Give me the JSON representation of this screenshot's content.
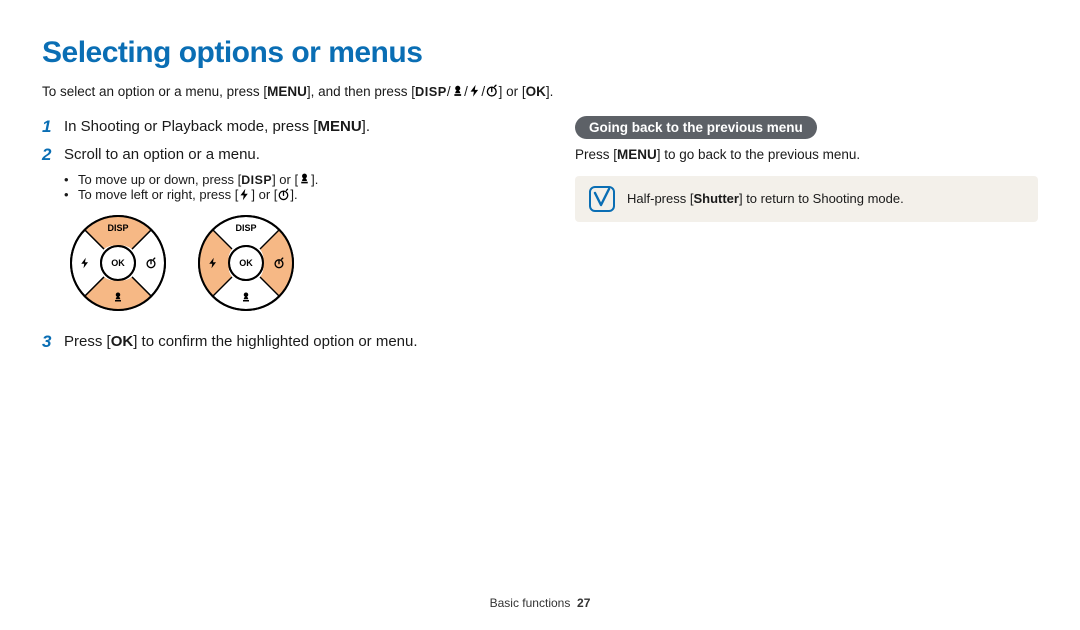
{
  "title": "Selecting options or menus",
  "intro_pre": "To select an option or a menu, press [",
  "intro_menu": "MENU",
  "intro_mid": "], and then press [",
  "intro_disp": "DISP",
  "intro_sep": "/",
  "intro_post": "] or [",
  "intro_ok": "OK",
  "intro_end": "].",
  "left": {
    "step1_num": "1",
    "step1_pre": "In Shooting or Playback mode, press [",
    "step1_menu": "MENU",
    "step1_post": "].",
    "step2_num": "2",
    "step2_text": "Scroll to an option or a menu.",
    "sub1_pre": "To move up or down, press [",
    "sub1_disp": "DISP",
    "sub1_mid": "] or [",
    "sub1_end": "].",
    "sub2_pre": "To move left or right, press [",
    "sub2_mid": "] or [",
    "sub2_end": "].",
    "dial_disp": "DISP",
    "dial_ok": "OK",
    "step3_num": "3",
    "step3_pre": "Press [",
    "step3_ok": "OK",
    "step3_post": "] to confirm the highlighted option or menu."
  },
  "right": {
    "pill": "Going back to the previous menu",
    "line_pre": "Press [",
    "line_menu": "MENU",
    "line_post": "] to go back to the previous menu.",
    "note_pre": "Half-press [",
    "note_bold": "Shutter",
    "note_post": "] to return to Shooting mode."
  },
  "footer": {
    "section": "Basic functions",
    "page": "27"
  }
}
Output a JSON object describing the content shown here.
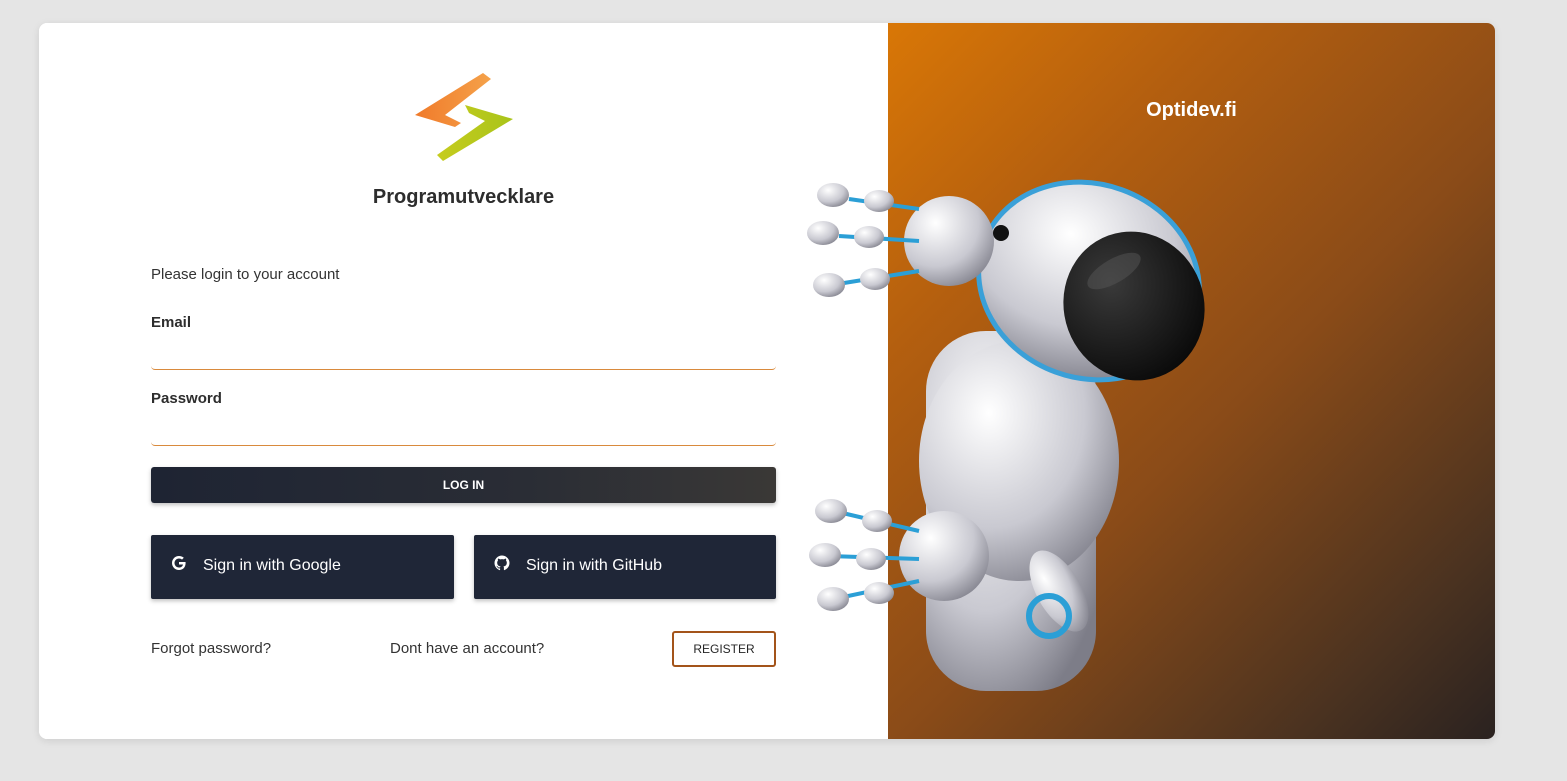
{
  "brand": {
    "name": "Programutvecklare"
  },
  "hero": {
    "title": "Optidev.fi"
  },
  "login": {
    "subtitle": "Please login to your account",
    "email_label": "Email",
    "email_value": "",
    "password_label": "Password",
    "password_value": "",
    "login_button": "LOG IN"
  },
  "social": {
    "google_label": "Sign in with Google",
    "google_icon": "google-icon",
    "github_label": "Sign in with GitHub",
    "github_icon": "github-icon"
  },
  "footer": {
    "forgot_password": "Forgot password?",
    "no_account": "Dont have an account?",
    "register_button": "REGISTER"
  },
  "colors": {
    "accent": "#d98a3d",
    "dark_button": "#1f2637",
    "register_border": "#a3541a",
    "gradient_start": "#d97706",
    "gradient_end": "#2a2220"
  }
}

...

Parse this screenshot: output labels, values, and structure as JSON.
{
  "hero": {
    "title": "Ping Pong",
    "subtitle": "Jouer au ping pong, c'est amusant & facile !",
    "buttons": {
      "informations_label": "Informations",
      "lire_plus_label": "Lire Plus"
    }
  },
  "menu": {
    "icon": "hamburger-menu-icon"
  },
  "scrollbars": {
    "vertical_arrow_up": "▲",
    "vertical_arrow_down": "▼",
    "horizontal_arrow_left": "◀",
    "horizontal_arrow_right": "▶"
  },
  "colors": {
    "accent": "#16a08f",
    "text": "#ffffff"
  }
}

==

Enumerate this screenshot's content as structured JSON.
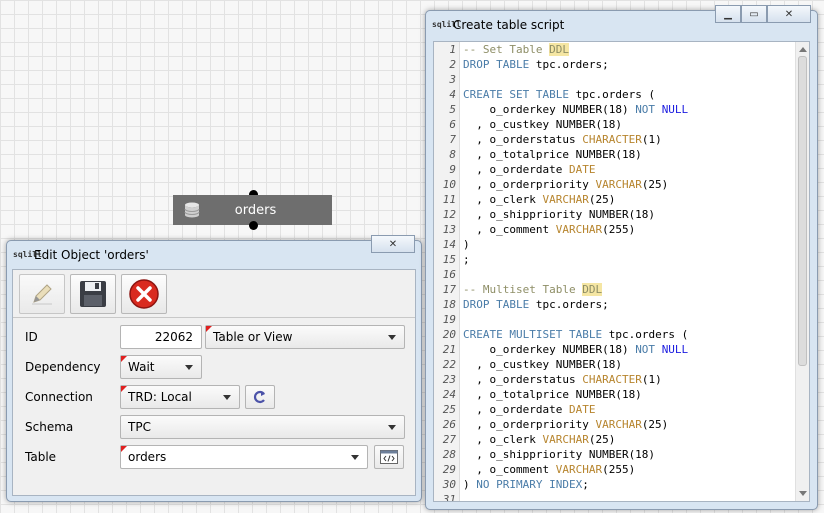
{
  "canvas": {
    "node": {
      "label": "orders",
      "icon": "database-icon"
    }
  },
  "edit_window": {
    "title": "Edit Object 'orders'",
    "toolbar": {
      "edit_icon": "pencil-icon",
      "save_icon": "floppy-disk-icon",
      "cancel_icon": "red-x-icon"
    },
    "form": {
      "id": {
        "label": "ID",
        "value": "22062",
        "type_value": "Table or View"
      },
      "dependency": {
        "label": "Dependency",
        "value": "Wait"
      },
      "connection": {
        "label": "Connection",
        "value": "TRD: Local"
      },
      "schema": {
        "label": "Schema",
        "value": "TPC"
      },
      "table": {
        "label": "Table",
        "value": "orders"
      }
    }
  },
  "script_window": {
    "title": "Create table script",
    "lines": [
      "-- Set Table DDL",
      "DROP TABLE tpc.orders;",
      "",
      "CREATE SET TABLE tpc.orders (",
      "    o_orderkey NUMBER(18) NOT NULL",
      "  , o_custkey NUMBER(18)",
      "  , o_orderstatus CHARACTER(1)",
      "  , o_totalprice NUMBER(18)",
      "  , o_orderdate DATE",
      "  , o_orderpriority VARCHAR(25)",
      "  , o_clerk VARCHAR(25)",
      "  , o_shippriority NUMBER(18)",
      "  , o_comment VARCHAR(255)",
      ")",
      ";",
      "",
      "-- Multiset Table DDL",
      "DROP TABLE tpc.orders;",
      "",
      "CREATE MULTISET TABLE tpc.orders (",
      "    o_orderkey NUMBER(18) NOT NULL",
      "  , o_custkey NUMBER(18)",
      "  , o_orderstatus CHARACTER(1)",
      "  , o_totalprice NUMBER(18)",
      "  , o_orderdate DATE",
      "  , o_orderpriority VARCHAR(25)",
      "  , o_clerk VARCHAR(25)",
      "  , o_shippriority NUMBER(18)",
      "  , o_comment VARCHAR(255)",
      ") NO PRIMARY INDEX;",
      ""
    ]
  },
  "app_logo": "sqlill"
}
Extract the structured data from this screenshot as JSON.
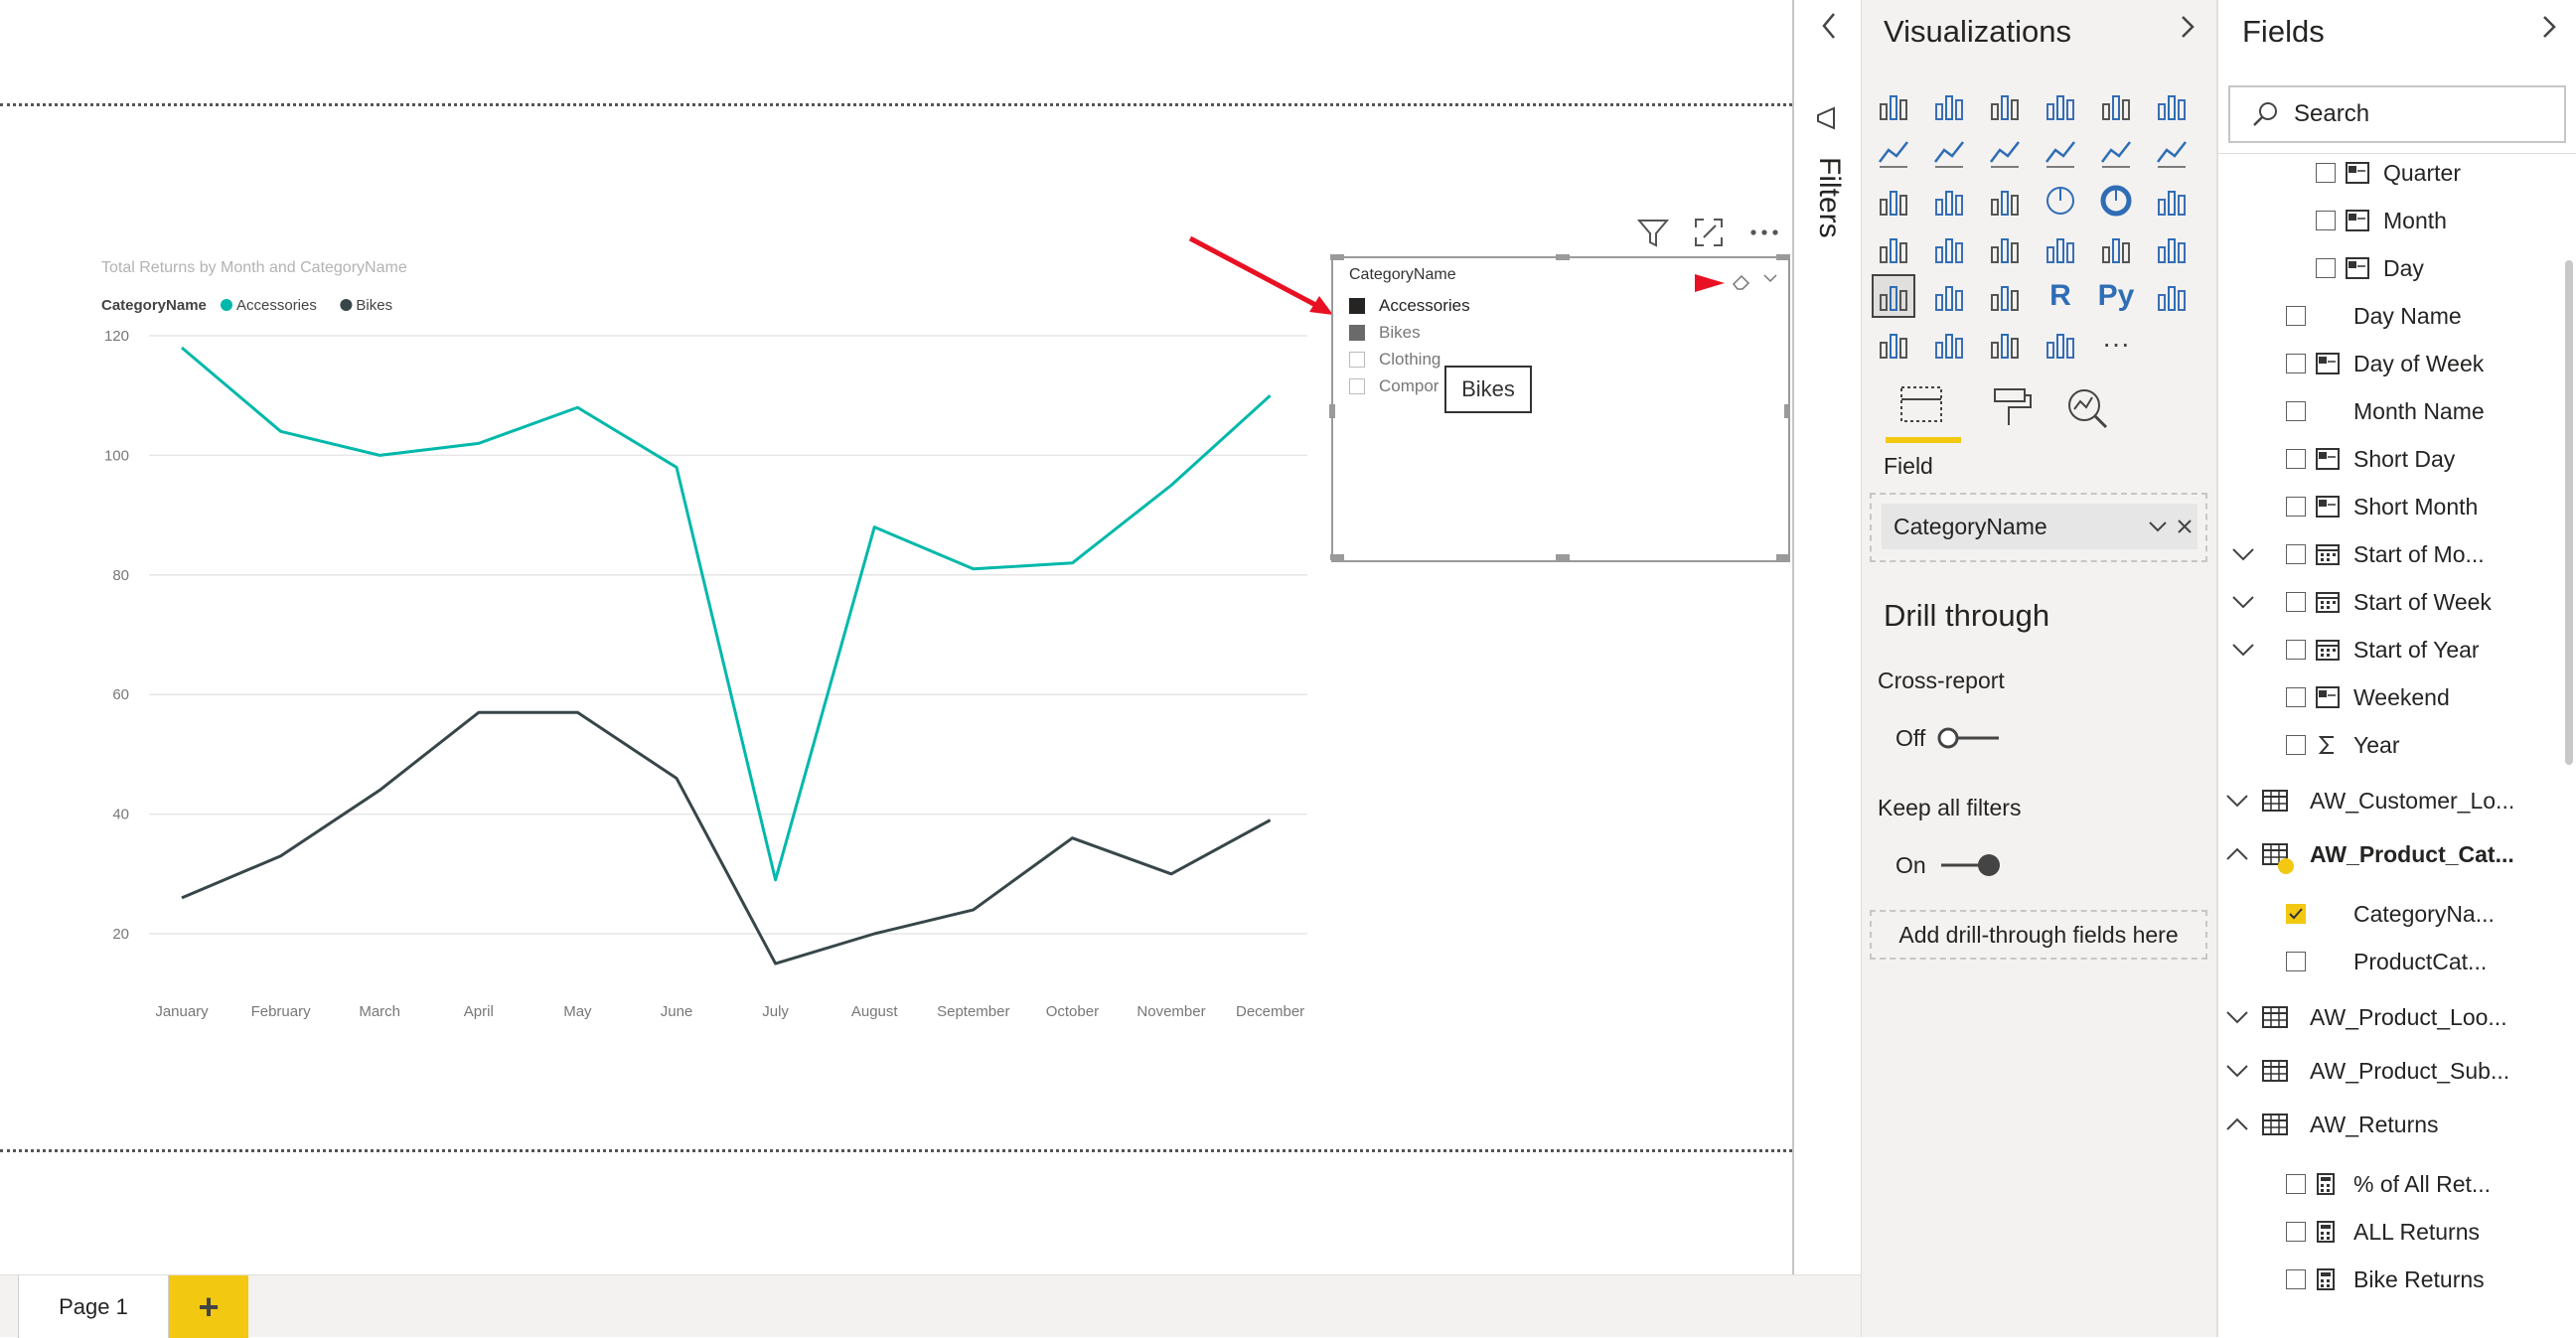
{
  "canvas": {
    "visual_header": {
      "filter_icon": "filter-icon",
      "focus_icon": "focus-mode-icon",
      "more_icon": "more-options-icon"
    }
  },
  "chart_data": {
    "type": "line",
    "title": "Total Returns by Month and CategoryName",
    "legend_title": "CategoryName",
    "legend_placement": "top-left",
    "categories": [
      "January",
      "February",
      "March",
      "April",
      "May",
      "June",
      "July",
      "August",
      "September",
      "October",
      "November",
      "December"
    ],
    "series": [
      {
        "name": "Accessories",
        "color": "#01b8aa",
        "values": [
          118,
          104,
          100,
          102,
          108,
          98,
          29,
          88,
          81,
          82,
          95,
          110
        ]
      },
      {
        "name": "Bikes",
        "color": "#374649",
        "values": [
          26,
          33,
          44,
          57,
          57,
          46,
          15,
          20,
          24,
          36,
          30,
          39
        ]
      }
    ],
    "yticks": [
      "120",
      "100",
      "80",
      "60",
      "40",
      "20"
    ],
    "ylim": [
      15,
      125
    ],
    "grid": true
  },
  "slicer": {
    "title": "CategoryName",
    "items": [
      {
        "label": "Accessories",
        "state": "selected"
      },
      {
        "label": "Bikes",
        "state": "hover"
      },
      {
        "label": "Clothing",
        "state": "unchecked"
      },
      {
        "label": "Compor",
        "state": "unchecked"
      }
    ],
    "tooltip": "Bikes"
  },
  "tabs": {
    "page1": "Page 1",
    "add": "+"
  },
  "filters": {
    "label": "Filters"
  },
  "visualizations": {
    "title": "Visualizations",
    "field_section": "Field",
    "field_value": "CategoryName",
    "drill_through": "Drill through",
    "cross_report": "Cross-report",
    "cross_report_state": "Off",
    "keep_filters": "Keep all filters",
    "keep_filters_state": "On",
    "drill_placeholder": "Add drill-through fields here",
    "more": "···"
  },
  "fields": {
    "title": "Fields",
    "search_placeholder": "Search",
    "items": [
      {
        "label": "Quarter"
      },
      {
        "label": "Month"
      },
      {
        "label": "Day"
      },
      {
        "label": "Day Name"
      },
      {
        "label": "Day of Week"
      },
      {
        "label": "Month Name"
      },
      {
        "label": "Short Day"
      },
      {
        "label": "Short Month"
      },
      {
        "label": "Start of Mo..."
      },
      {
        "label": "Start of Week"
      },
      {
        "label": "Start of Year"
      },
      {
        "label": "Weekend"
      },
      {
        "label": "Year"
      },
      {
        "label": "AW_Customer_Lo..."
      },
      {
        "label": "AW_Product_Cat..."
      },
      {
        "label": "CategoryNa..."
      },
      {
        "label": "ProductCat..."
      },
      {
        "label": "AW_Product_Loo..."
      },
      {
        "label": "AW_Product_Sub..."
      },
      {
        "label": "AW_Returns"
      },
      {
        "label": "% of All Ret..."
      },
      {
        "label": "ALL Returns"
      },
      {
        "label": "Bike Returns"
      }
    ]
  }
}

▸ Your objective
Identify the lines that contain the string "previous", and copy every one of them.

▸ Output below
    "pill": "Going back to the previous menu",
    "line_post": "] to go back to the previous menu.",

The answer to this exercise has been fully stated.